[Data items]
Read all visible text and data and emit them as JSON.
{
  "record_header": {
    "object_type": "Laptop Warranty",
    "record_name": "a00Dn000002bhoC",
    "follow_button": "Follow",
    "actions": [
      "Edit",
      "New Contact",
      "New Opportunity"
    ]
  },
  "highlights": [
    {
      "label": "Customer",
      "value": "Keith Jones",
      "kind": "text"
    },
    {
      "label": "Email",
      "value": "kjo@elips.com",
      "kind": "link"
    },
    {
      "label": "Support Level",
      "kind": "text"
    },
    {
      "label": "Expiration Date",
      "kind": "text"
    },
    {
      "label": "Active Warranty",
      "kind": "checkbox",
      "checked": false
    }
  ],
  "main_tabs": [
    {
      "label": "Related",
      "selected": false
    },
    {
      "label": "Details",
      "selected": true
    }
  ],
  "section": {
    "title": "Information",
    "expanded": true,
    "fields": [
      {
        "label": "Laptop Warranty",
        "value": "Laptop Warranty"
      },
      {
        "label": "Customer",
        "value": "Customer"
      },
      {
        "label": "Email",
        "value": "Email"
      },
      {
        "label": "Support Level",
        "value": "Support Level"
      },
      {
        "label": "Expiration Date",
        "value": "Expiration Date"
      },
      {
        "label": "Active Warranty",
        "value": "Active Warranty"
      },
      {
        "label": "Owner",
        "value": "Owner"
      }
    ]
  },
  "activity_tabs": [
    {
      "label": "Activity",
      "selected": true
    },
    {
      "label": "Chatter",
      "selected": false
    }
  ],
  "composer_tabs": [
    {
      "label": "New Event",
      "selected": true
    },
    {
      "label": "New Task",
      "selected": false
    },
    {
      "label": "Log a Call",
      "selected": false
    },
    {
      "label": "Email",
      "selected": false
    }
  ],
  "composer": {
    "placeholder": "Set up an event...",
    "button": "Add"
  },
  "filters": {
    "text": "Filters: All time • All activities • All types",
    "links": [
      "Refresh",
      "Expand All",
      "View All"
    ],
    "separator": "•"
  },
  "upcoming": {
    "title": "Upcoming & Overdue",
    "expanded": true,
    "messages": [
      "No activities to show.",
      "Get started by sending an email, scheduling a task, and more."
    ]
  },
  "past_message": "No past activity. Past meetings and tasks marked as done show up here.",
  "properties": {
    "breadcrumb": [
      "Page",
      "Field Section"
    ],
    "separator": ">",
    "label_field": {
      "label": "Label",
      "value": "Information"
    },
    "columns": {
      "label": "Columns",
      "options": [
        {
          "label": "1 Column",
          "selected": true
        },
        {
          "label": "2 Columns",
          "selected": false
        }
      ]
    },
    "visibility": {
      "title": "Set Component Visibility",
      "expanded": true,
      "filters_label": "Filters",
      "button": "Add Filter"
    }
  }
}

YOUR TASK
Output every line above without altering anything.

WRITTEN ANSWER
Read all visible text and data and emit them as JSON.
{
  "record_header": {
    "object_type": "Laptop Warranty",
    "record_name": "a00Dn000002bhoC",
    "follow_button": "Follow",
    "actions": [
      "Edit",
      "New Contact",
      "New Opportunity"
    ]
  },
  "highlights": [
    {
      "label": "Customer",
      "value": "Keith Jones",
      "kind": "text"
    },
    {
      "label": "Email",
      "value": "kjo@elips.com",
      "kind": "link"
    },
    {
      "label": "Support Level",
      "kind": "text"
    },
    {
      "label": "Expiration Date",
      "kind": "text"
    },
    {
      "label": "Active Warranty",
      "kind": "checkbox",
      "checked": false
    }
  ],
  "main_tabs": [
    {
      "label": "Related",
      "selected": false
    },
    {
      "label": "Details",
      "selected": true
    }
  ],
  "section": {
    "title": "Information",
    "expanded": true,
    "fields": [
      {
        "label": "Laptop Warranty",
        "value": "Laptop Warranty"
      },
      {
        "label": "Customer",
        "value": "Customer"
      },
      {
        "label": "Email",
        "value": "Email"
      },
      {
        "label": "Support Level",
        "value": "Support Level"
      },
      {
        "label": "Expiration Date",
        "value": "Expiration Date"
      },
      {
        "label": "Active Warranty",
        "value": "Active Warranty"
      },
      {
        "label": "Owner",
        "value": "Owner"
      }
    ]
  },
  "activity_tabs": [
    {
      "label": "Activity",
      "selected": true
    },
    {
      "label": "Chatter",
      "selected": false
    }
  ],
  "composer_tabs": [
    {
      "label": "New Event",
      "selected": true
    },
    {
      "label": "New Task",
      "selected": false
    },
    {
      "label": "Log a Call",
      "selected": false
    },
    {
      "label": "Email",
      "selected": false
    }
  ],
  "composer": {
    "placeholder": "Set up an event...",
    "button": "Add"
  },
  "filters": {
    "text": "Filters: All time • All activities • All types",
    "links": [
      "Refresh",
      "Expand All",
      "View All"
    ],
    "separator": "•"
  },
  "upcoming": {
    "title": "Upcoming & Overdue",
    "expanded": true,
    "messages": [
      "No activities to show.",
      "Get started by sending an email, scheduling a task, and more."
    ]
  },
  "past_message": "No past activity. Past meetings and tasks marked as done show up here.",
  "properties": {
    "breadcrumb": [
      "Page",
      "Field Section"
    ],
    "separator": ">",
    "label_field": {
      "label": "Label",
      "value": "Information"
    },
    "columns": {
      "label": "Columns",
      "options": [
        {
          "label": "1 Column",
          "selected": true
        },
        {
          "label": "2 Columns",
          "selected": false
        }
      ]
    },
    "visibility": {
      "title": "Set Component Visibility",
      "expanded": true,
      "filters_label": "Filters",
      "button": "Add Filter"
    }
  }
}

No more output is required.